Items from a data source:
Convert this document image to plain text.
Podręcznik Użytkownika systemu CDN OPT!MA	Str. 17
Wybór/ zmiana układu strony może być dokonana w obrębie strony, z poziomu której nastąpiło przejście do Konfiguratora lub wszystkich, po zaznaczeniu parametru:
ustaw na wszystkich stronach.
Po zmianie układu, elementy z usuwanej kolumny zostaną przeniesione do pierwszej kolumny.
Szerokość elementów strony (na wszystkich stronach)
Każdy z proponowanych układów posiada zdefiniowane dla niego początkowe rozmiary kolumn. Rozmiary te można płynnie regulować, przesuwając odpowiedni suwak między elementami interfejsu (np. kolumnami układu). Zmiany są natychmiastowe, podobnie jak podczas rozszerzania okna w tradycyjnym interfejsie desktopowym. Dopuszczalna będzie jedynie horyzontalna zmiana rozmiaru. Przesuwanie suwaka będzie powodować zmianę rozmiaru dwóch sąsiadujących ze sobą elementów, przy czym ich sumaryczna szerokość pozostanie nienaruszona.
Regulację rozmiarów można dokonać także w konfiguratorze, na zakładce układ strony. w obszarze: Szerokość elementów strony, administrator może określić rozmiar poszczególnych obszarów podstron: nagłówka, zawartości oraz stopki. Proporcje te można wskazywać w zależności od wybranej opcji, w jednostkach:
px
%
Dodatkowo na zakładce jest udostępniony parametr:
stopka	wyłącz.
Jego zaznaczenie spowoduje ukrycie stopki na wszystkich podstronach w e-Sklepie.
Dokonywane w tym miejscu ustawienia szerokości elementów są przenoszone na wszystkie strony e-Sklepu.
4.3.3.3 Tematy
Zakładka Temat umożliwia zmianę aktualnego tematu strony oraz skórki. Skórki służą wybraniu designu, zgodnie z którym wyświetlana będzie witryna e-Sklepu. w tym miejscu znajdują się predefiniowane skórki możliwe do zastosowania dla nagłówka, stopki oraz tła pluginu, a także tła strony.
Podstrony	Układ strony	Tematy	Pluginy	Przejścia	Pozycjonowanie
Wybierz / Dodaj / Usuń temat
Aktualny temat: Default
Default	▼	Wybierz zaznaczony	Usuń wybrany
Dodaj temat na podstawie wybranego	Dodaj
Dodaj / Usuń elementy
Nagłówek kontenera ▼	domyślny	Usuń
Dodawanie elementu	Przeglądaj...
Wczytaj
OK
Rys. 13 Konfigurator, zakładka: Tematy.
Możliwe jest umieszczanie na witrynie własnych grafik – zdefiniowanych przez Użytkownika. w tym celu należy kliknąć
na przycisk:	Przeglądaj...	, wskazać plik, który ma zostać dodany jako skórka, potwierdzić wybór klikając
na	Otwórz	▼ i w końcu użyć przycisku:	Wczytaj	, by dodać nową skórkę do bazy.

EXERCISE TASK | Pick out each line that holds the string "wszystkich".

WRITTEN ANSWER |
Wybór/ zmiana układu strony może być dokonana w obrębie strony, z poziomu której nastąpiło przejście do Konfiguratora lub wszystkich, po zaznaczeniu parametru:
ustaw na wszystkich stronach.
Szerokość elementów strony (na wszystkich stronach)
Jego zaznaczenie spowoduje ukrycie stopki na wszystkich podstronach w e-Sklepie.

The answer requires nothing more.